-- BEGIN --

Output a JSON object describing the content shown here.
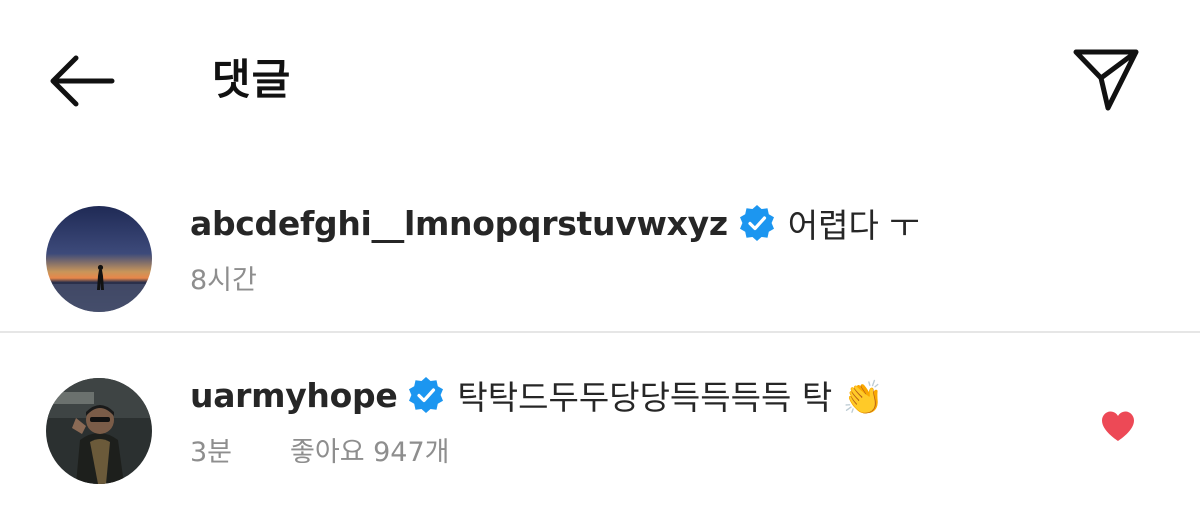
{
  "header": {
    "title": "댓글",
    "back_icon": "arrow-left-icon",
    "share_icon": "paper-plane-icon"
  },
  "comments": [
    {
      "username": "abcdefghi__lmnopqrstuvwxyz",
      "verified": true,
      "text": "어렵다 ㅜ",
      "time": "8시간",
      "likes": ""
    },
    {
      "username": "uarmyhope",
      "verified": true,
      "text": "탁탁드두두당당득득득득 탁 👏",
      "time": "3분",
      "likes": "좋아요 947개",
      "liked": true
    }
  ],
  "colors": {
    "verified_blue": "#1c96f0",
    "heart_red": "#ed4956",
    "meta_gray": "#8e8e8e",
    "text_dark": "#262626"
  }
}
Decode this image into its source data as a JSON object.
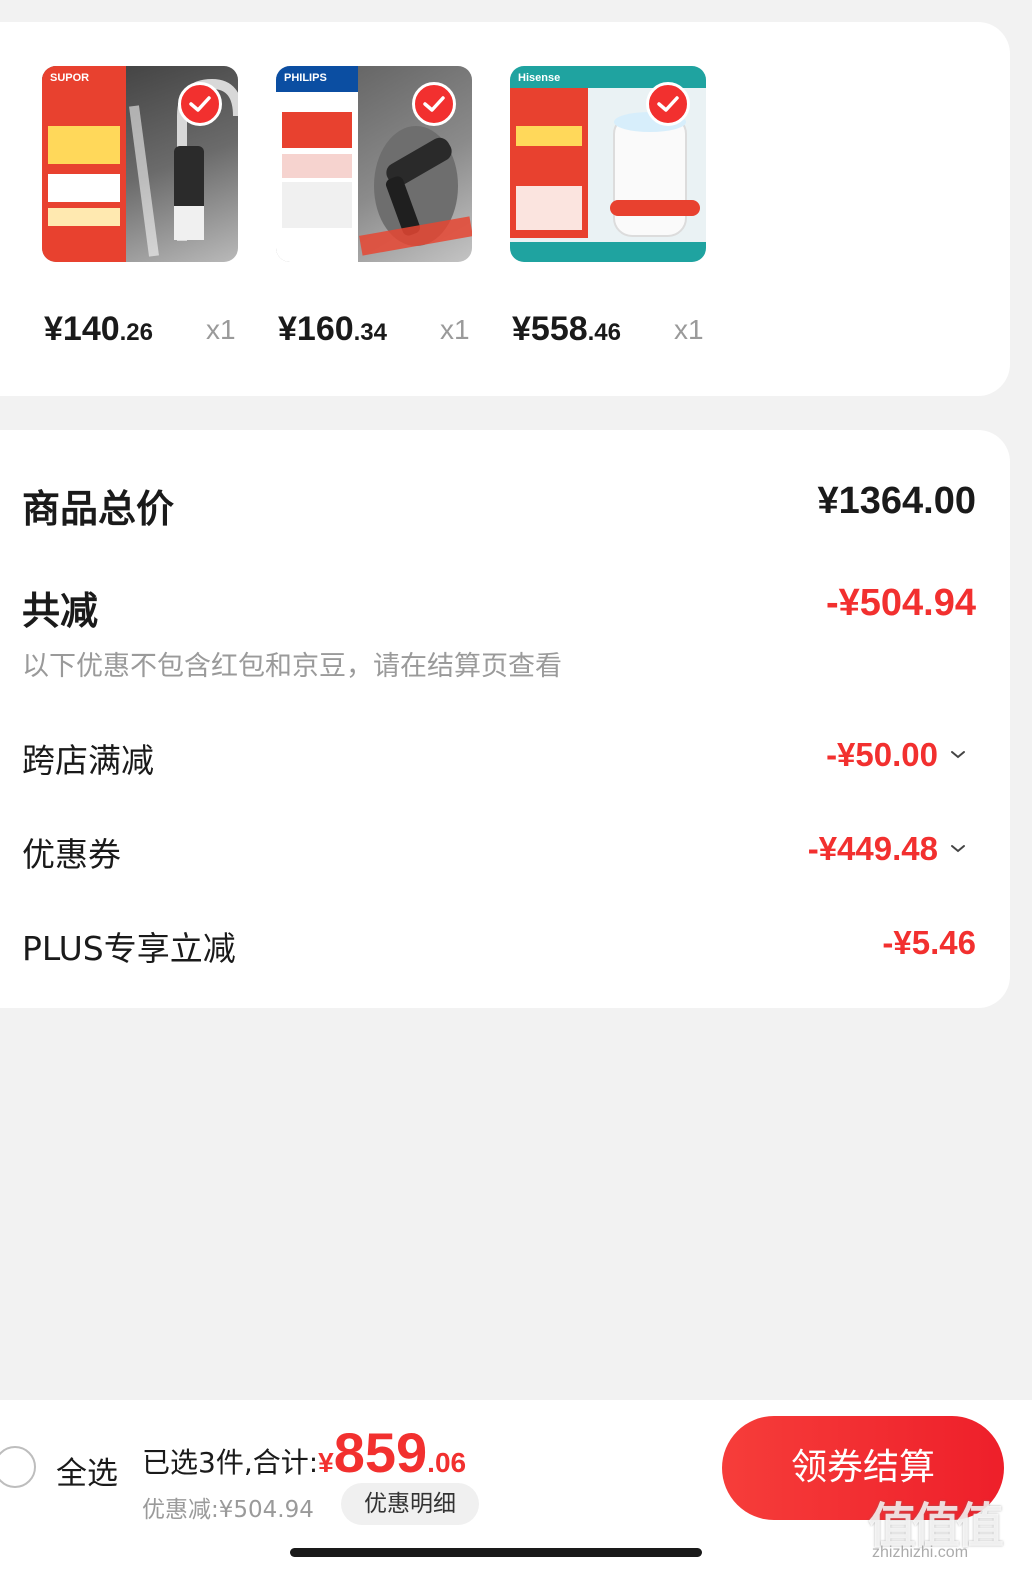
{
  "products": [
    {
      "brand": "SUPOR",
      "price_int": "¥140",
      "price_dec": ".26",
      "qty": "x1",
      "selected": true
    },
    {
      "brand": "PHILIPS",
      "price_int": "¥160",
      "price_dec": ".34",
      "qty": "x1",
      "selected": true
    },
    {
      "brand": "Hisense",
      "price_int": "¥558",
      "price_dec": ".46",
      "qty": "x1",
      "selected": true
    }
  ],
  "summary": {
    "total_label": "商品总价",
    "total_value": "¥1364.00",
    "reduce_label": "共减",
    "reduce_value": "-¥504.94",
    "note": "以下优惠不包含红包和京豆，请在结算页查看",
    "items": [
      {
        "label": "跨店满减",
        "value": "-¥50.00",
        "expandable": true
      },
      {
        "label": "优惠券",
        "value": "-¥449.48",
        "expandable": true
      },
      {
        "label": "PLUS专享立减",
        "value": "-¥5.46",
        "expandable": false
      }
    ]
  },
  "bottom": {
    "select_all": "全选",
    "selected_text": "已选3件,合计:",
    "currency": "¥",
    "total_int": "859",
    "total_dec": ".06",
    "discount_text": "优惠减:¥504.94",
    "details_button": "优惠明细",
    "checkout_button": "领券结算"
  },
  "watermark": {
    "logo": "值值值",
    "site": "zhizhizhi.com"
  },
  "colors": {
    "accent": "#f2302f",
    "muted": "#9a9a9a"
  }
}
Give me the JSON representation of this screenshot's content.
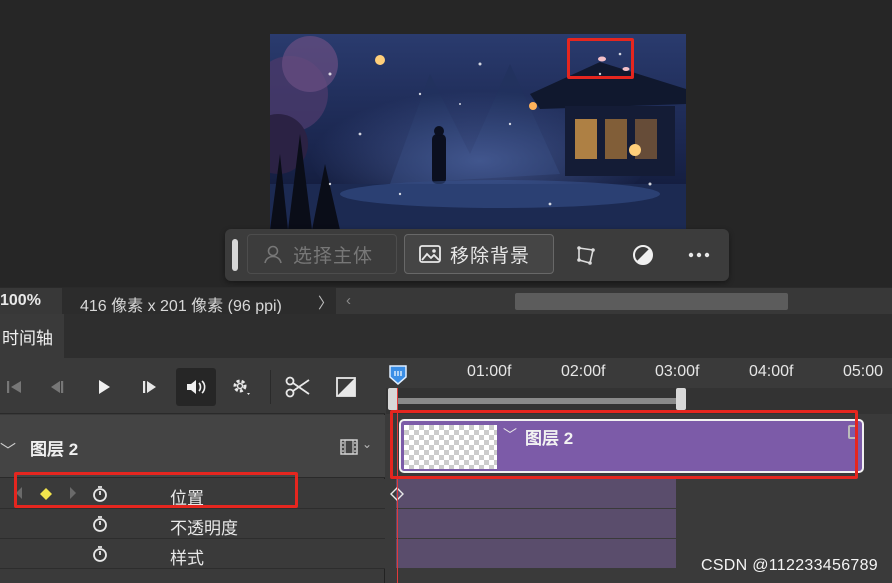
{
  "contextual_bar": {
    "select_subject_label": "选择主体",
    "remove_background_label": "移除背景",
    "icons": [
      "user-silhouette-icon",
      "image-icon",
      "transform-icon",
      "adjust-icon",
      "more-icon"
    ]
  },
  "status_bar": {
    "zoom": "100%",
    "document_info": "416 像素 x 201 像素 (96 ppi)",
    "info_arrow": "〉",
    "scroll_left": "‹"
  },
  "timeline": {
    "tab_label": "时间轴",
    "ruler_labels": [
      "01:00f",
      "02:00f",
      "03:00f",
      "04:00f",
      "05:00"
    ],
    "layer": {
      "name": "图层 2",
      "chevron": "﹀"
    },
    "properties": [
      "位置",
      "不透明度",
      "样式"
    ],
    "clip": {
      "name": "图层 2",
      "chevron": "﹀"
    }
  },
  "watermark": "CSDN @112233456789",
  "colors": {
    "annotation": "#e5261f",
    "clip": "#7c5ba8",
    "keyframe": "#f2e44d",
    "playhead": "#3a8ee6"
  }
}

-- END --

Repeat the entries exactly. Pictures are excluded from the copy.

Solution for this problem:
Output a JSON object describing the content shown here.
{
  "header": {
    "title": "댓글",
    "back_icon": "arrow-left-icon",
    "share_icon": "paper-plane-icon"
  },
  "comments": [
    {
      "username": "abcdefghi__lmnopqrstuvwxyz",
      "verified": true,
      "text": "어렵다 ㅜ",
      "time": "8시간",
      "likes": ""
    },
    {
      "username": "uarmyhope",
      "verified": true,
      "text": "탁탁드두두당당득득득득 탁 👏",
      "time": "3분",
      "likes": "좋아요 947개",
      "liked": true
    }
  ],
  "colors": {
    "verified_blue": "#1c96f0",
    "heart_red": "#ed4956",
    "meta_gray": "#8e8e8e",
    "text_dark": "#262626"
  }
}
Decode this image into its source data as a JSON object.
{
  "products": [
    {
      "brand": "SUPOR",
      "price_int": "¥140",
      "price_dec": ".26",
      "qty": "x1",
      "selected": true
    },
    {
      "brand": "PHILIPS",
      "price_int": "¥160",
      "price_dec": ".34",
      "qty": "x1",
      "selected": true
    },
    {
      "brand": "Hisense",
      "price_int": "¥558",
      "price_dec": ".46",
      "qty": "x1",
      "selected": true
    }
  ],
  "summary": {
    "total_label": "商品总价",
    "total_value": "¥1364.00",
    "reduce_label": "共减",
    "reduce_value": "-¥504.94",
    "note": "以下优惠不包含红包和京豆，请在结算页查看",
    "items": [
      {
        "label": "跨店满减",
        "value": "-¥50.00",
        "expandable": true
      },
      {
        "label": "优惠券",
        "value": "-¥449.48",
        "expandable": true
      },
      {
        "label": "PLUS专享立减",
        "value": "-¥5.46",
        "expandable": false
      }
    ]
  },
  "bottom": {
    "select_all": "全选",
    "selected_text": "已选3件,合计:",
    "currency": "¥",
    "total_int": "859",
    "total_dec": ".06",
    "discount_text": "优惠减:¥504.94",
    "details_button": "优惠明细",
    "checkout_button": "领券结算"
  },
  "watermark": {
    "logo": "值值值",
    "site": "zhizhizhi.com"
  },
  "colors": {
    "accent": "#f2302f",
    "muted": "#9a9a9a"
  }
}
Give me the JSON representation of this screenshot's content.
{
  "contextual_bar": {
    "select_subject_label": "选择主体",
    "remove_background_label": "移除背景",
    "icons": [
      "user-silhouette-icon",
      "image-icon",
      "transform-icon",
      "adjust-icon",
      "more-icon"
    ]
  },
  "status_bar": {
    "zoom": "100%",
    "document_info": "416 像素 x 201 像素 (96 ppi)",
    "info_arrow": "〉",
    "scroll_left": "‹"
  },
  "timeline": {
    "tab_label": "时间轴",
    "ruler_labels": [
      "01:00f",
      "02:00f",
      "03:00f",
      "04:00f",
      "05:00"
    ],
    "layer": {
      "name": "图层 2",
      "chevron": "﹀"
    },
    "properties": [
      "位置",
      "不透明度",
      "样式"
    ],
    "clip": {
      "name": "图层 2",
      "chevron": "﹀"
    }
  },
  "watermark": "CSDN @112233456789",
  "colors": {
    "annotation": "#e5261f",
    "clip": "#7c5ba8",
    "keyframe": "#f2e44d",
    "playhead": "#3a8ee6"
  }
}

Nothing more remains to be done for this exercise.